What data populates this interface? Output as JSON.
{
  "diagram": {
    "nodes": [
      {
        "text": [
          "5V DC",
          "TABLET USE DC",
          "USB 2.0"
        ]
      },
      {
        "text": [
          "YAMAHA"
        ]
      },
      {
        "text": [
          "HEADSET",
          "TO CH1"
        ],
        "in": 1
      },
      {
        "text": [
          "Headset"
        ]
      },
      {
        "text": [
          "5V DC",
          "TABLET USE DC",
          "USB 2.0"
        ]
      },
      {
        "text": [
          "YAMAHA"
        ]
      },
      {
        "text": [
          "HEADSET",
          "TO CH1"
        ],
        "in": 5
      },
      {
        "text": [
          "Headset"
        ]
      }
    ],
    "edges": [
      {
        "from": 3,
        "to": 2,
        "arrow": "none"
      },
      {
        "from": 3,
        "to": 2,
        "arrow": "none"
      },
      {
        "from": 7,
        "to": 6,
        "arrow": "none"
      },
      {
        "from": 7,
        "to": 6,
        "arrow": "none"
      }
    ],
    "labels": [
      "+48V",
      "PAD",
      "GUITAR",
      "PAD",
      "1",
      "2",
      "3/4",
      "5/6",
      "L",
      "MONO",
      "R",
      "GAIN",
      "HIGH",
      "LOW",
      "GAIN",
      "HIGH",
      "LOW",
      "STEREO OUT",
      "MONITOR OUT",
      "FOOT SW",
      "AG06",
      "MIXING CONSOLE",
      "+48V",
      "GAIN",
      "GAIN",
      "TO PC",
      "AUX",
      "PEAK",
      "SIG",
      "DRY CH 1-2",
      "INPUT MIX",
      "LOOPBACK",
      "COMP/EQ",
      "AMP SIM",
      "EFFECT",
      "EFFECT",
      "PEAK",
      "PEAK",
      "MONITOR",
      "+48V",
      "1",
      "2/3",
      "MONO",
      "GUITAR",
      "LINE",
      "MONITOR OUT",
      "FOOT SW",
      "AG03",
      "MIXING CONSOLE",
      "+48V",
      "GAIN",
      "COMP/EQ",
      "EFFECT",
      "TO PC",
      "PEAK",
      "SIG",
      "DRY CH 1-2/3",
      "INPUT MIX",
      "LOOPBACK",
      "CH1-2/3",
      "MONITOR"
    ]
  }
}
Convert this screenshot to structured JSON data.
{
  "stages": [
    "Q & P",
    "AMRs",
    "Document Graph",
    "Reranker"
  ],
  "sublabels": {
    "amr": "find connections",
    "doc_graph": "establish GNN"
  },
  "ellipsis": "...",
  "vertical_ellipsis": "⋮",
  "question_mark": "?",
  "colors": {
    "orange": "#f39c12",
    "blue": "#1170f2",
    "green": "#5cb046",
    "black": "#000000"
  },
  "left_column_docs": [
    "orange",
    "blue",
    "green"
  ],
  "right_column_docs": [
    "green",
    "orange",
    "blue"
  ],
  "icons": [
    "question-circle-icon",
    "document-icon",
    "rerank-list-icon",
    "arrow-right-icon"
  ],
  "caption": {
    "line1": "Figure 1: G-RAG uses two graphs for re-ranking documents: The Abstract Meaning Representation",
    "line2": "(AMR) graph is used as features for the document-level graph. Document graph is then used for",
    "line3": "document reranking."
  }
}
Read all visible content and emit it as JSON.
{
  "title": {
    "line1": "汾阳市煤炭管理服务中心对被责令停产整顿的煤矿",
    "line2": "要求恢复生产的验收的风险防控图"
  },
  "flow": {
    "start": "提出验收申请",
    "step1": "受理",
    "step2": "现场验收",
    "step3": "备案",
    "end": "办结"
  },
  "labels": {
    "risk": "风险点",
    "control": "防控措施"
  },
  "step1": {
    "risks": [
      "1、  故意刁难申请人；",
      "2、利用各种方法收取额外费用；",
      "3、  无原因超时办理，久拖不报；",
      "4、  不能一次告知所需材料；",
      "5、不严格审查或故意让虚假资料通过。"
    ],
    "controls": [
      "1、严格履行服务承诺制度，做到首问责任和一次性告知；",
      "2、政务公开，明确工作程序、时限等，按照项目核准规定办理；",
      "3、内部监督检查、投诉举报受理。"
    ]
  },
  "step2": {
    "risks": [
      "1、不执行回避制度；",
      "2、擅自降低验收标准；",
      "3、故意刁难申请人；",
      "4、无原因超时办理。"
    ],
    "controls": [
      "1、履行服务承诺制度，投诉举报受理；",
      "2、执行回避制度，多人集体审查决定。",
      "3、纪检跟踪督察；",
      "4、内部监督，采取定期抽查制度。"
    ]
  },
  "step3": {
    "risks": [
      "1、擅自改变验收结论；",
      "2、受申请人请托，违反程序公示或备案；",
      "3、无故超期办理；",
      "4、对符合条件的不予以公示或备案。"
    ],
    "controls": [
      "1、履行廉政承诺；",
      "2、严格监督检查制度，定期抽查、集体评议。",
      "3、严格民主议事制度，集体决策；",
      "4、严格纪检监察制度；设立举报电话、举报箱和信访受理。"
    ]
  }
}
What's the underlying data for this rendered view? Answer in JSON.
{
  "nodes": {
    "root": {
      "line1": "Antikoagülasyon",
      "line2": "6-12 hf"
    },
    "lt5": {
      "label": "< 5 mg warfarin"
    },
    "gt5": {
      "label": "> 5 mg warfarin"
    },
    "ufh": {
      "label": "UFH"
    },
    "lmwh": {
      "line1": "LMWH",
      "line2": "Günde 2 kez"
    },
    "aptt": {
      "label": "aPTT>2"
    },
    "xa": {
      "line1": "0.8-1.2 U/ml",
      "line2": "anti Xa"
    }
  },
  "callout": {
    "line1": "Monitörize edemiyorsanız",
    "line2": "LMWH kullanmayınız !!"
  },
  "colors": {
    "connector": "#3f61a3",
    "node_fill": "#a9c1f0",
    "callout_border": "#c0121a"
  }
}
::::
Identify every line holding the word "MONITOR" and copy it out.

The solution
      "MONITOR OUT",
      "MONITOR",
      "MONITOR OUT",
      "MONITOR"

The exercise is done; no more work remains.